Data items

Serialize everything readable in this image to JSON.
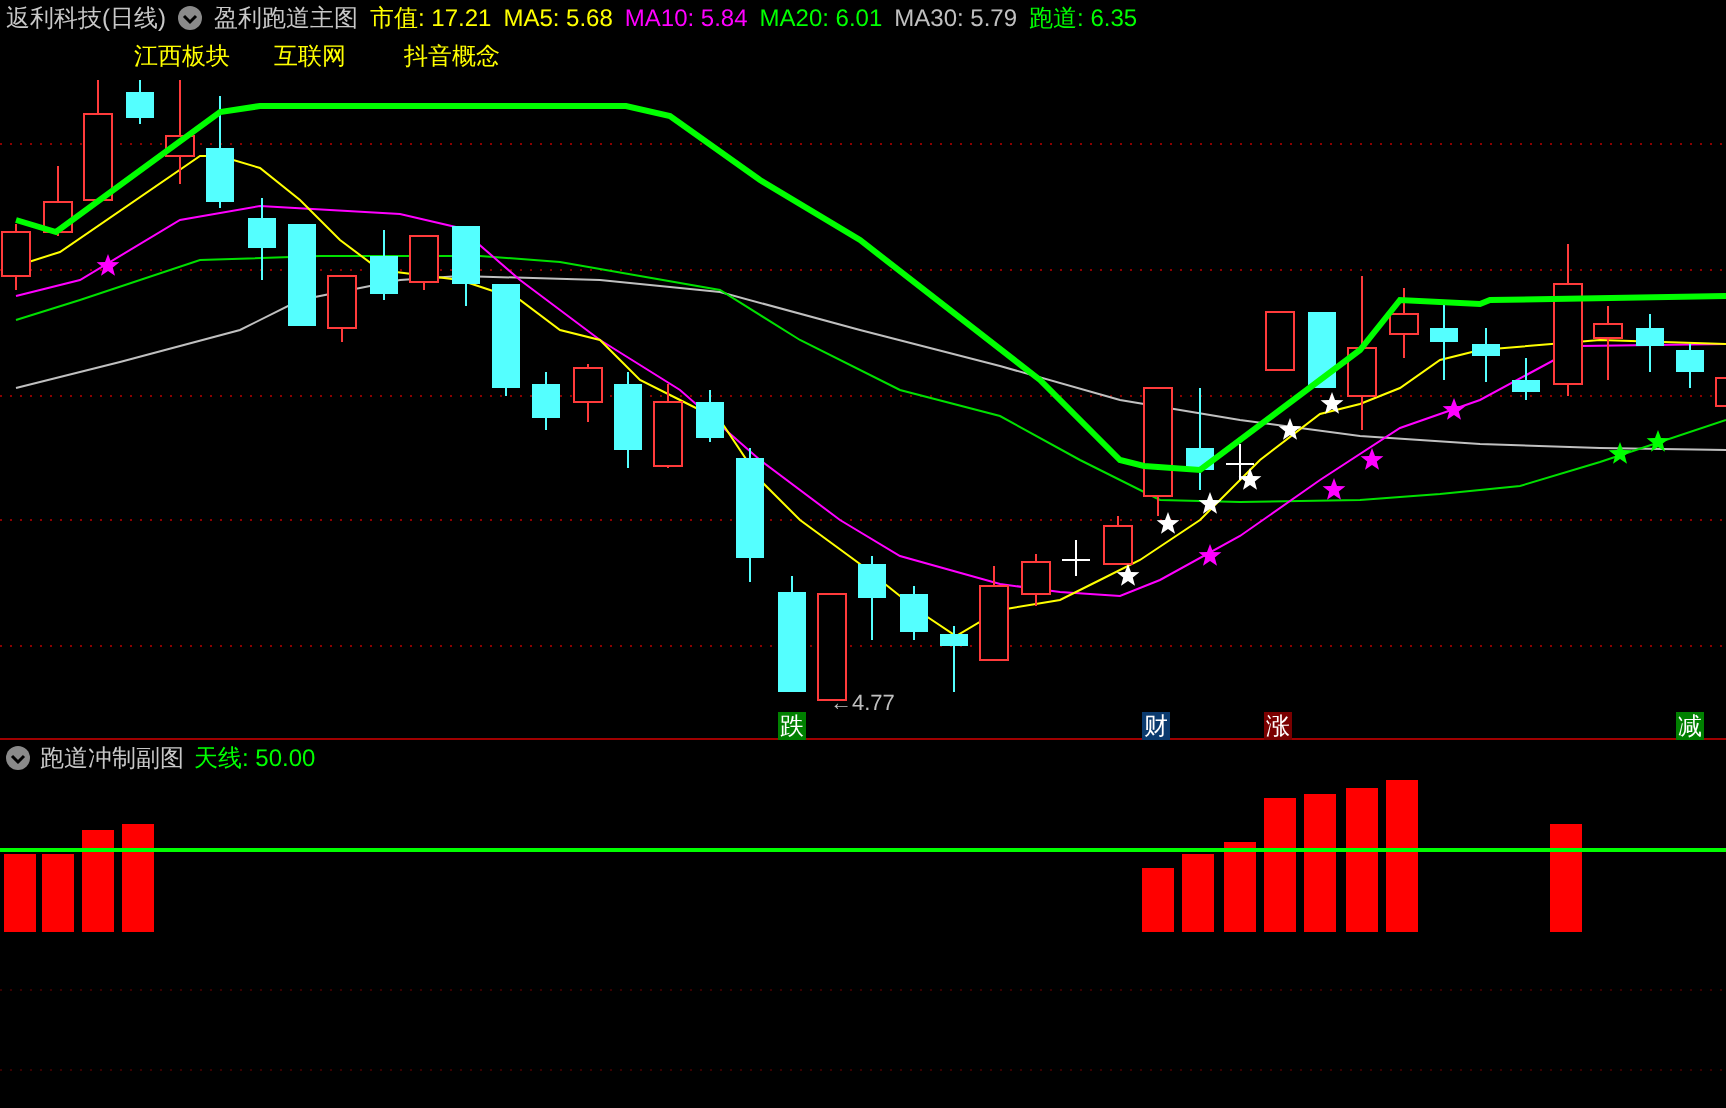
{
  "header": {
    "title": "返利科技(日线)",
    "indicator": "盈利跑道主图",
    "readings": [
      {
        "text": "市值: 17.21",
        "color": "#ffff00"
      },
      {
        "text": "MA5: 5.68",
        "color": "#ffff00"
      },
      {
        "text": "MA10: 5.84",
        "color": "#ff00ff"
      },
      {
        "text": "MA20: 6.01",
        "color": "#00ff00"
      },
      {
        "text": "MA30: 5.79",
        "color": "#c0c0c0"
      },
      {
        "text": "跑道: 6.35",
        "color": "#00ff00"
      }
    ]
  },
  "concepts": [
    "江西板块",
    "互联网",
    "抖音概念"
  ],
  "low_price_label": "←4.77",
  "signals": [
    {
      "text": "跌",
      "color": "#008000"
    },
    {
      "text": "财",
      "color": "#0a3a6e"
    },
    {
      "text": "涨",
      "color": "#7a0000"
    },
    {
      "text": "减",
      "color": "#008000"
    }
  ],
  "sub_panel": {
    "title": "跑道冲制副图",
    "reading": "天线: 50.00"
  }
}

▶ GOAL: Copy all lines from the material that include "text".

▶ EXPECTED ANSWER:
        "text": "市值: 17.21",
        "text": "MA5: 5.68",
        "text": "MA10: 5.84",
        "text": "MA20: 6.01",
        "text": "MA30: 5.79",
        "text": "跑道: 6.35",
      "text": "跌",
      "text": "财",
      "text": "涨",
      "text": "减",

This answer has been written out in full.